— BEGIN Dataset extract —

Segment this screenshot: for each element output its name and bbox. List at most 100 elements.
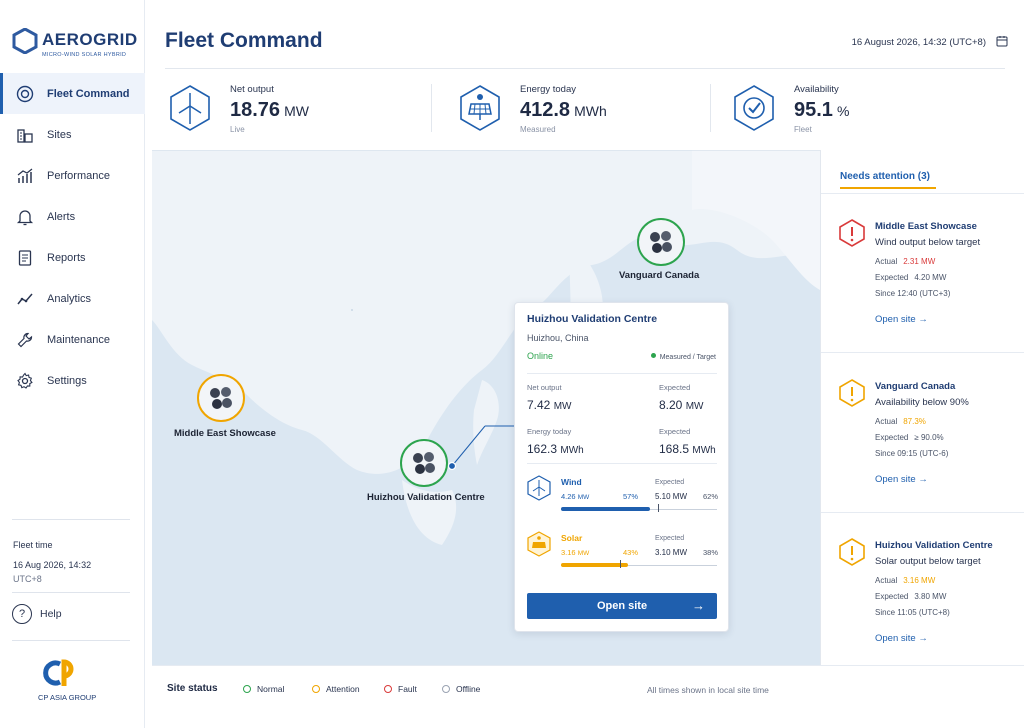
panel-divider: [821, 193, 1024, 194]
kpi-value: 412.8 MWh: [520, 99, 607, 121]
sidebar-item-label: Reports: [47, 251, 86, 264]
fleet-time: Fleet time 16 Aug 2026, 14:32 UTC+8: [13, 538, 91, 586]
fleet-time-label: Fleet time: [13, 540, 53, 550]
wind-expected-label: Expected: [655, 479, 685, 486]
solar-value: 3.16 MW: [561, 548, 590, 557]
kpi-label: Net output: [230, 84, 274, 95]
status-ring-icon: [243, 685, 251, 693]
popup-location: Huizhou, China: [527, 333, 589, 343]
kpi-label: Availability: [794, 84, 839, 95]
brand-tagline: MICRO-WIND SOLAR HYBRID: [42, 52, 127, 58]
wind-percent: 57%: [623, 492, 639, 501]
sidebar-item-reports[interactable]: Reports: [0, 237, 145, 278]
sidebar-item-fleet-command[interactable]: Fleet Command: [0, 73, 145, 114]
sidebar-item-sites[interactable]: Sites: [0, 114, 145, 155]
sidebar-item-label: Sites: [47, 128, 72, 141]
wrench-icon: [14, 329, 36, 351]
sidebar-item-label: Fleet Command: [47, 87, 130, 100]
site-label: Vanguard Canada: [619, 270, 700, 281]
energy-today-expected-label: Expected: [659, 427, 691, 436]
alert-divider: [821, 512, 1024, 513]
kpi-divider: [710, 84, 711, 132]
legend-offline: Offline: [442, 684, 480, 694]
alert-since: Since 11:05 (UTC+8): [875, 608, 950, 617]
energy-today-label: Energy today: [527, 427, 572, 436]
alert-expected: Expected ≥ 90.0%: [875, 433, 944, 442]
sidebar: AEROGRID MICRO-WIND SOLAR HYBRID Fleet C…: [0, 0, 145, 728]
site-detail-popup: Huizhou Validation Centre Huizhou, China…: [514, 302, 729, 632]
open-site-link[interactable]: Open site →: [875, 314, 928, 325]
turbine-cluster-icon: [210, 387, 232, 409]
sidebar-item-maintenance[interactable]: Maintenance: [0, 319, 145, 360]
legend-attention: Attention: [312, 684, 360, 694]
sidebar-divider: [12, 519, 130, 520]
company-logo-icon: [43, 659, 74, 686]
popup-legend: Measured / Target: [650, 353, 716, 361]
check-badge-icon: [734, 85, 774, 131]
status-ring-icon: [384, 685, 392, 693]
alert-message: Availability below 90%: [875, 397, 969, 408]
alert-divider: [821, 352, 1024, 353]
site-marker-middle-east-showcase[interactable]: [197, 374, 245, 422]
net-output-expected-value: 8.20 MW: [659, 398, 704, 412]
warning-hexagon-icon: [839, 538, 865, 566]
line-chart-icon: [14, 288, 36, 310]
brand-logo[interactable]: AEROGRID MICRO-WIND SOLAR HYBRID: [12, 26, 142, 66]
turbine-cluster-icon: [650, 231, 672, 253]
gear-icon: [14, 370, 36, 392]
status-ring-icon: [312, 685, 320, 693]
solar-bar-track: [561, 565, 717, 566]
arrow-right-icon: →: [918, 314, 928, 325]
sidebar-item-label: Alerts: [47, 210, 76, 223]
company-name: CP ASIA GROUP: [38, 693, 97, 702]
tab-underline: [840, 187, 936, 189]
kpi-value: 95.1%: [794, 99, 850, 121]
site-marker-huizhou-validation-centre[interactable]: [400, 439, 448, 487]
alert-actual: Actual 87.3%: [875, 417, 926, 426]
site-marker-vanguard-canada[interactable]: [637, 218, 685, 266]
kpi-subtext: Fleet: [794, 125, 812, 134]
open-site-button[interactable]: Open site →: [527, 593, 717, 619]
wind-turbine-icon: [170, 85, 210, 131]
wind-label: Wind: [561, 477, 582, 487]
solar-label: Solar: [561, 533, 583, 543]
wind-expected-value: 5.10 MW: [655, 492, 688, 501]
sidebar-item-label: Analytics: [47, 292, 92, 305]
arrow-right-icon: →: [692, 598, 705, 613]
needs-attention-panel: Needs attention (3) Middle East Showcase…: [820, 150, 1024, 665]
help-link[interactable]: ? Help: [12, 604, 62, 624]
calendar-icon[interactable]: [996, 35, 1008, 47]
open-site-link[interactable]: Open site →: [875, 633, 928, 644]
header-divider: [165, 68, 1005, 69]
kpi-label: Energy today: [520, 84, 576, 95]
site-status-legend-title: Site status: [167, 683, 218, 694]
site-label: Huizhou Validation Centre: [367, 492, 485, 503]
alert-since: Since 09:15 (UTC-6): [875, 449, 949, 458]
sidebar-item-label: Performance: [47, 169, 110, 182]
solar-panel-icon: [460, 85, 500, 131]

— END Dataset extract —

◆ Work instructions
Transcribe every line of the listing with no changes, omitting the pictures.

◆ The reply
Segment this screenshot: for each element output its name and bbox. List at most 100 elements.
panel-divider: [821, 193, 1024, 194]
kpi-value: 412.8 MWh: [520, 99, 607, 121]
sidebar-item-label: Reports: [47, 251, 86, 264]
fleet-time: Fleet time 16 Aug 2026, 14:32 UTC+8: [13, 538, 91, 586]
fleet-time-label: Fleet time: [13, 540, 53, 550]
wind-expected-label: Expected: [655, 479, 685, 486]
solar-value: 3.16 MW: [561, 548, 590, 557]
kpi-label: Net output: [230, 84, 274, 95]
status-ring-icon: [243, 685, 251, 693]
popup-location: Huizhou, China: [527, 333, 589, 343]
kpi-label: Availability: [794, 84, 839, 95]
brand-tagline: MICRO-WIND SOLAR HYBRID: [42, 52, 127, 58]
wind-percent: 57%: [623, 492, 639, 501]
sidebar-item-reports[interactable]: Reports: [0, 237, 145, 278]
sidebar-item-fleet-command[interactable]: Fleet Command: [0, 73, 145, 114]
sidebar-item-sites[interactable]: Sites: [0, 114, 145, 155]
sidebar-item-label: Sites: [47, 128, 72, 141]
wrench-icon: [14, 329, 36, 351]
sidebar-item-label: Fleet Command: [47, 87, 130, 100]
site-label: Vanguard Canada: [619, 270, 700, 281]
energy-today-expected-label: Expected: [659, 427, 691, 436]
alert-divider: [821, 512, 1024, 513]
kpi-divider: [710, 84, 711, 132]
legend-offline: Offline: [442, 684, 480, 694]
alert-since: Since 11:05 (UTC+8): [875, 608, 950, 617]
energy-today-label: Energy today: [527, 427, 572, 436]
alert-expected: Expected ≥ 90.0%: [875, 433, 944, 442]
sidebar: AEROGRID MICRO-WIND SOLAR HYBRID Fleet C…: [0, 0, 145, 728]
site-detail-popup: Huizhou Validation Centre Huizhou, China…: [514, 302, 729, 632]
open-site-link[interactable]: Open site →: [875, 314, 928, 325]
turbine-cluster-icon: [210, 387, 232, 409]
sidebar-item-maintenance[interactable]: Maintenance: [0, 319, 145, 360]
legend-attention: Attention: [312, 684, 360, 694]
sidebar-divider: [12, 519, 130, 520]
company-logo-icon: [43, 659, 74, 686]
popup-legend: Measured / Target: [650, 353, 716, 361]
check-badge-icon: [734, 85, 774, 131]
status-ring-icon: [384, 685, 392, 693]
alert-message: Availability below 90%: [875, 397, 969, 408]
alert-divider: [821, 352, 1024, 353]
site-marker-middle-east-showcase[interactable]: [197, 374, 245, 422]
net-output-expected-value: 8.20 MW: [659, 398, 704, 412]
warning-hexagon-icon: [839, 538, 865, 566]
line-chart-icon: [14, 288, 36, 310]
brand-logo[interactable]: AEROGRID MICRO-WIND SOLAR HYBRID: [12, 26, 142, 66]
turbine-cluster-icon: [650, 231, 672, 253]
gear-icon: [14, 370, 36, 392]
status-ring-icon: [312, 685, 320, 693]
solar-bar-track: [561, 565, 717, 566]
arrow-right-icon: →: [918, 314, 928, 325]
sidebar-item-label: Alerts: [47, 210, 76, 223]
company-name: CP ASIA GROUP: [38, 693, 97, 702]
tab-underline: [840, 187, 936, 189]
kpi-value: 95.1%: [794, 99, 850, 121]
site-marker-huizhou-validation-centre[interactable]: [400, 439, 448, 487]
alert-actual: Actual 87.3%: [875, 417, 926, 426]
site-marker-vanguard-canada[interactable]: [637, 218, 685, 266]
kpi-subtext: Fleet: [794, 125, 812, 134]
open-site-button[interactable]: Open site →: [527, 593, 717, 619]
wind-turbine-icon: [170, 85, 210, 131]
wind-label: Wind: [561, 477, 582, 487]
solar-label: Solar: [561, 533, 583, 543]
wind-expected-value: 5.10 MW: [655, 492, 688, 501]
sidebar-item-label: Analytics: [47, 292, 92, 305]
arrow-right-icon: →: [692, 598, 705, 613]
needs-attention-panel: Needs attention (3) Middle East Showcase…: [820, 150, 1024, 665]
help-link[interactable]: ? Help: [12, 604, 62, 624]
calendar-icon[interactable]: [996, 35, 1008, 47]
open-site-link[interactable]: Open site →: [875, 633, 928, 644]
header-divider: [165, 68, 1005, 69]
kpi-label: Energy today: [520, 84, 576, 95]
site-status-legend-title: Site status: [167, 683, 218, 694]
site-label: Huizhou Validation Centre: [367, 492, 485, 503]
alert-since: Since 09:15 (UTC-6): [875, 449, 949, 458]
sidebar-item-label: Performance: [47, 169, 110, 182]
solar-panel-icon: [460, 85, 500, 131]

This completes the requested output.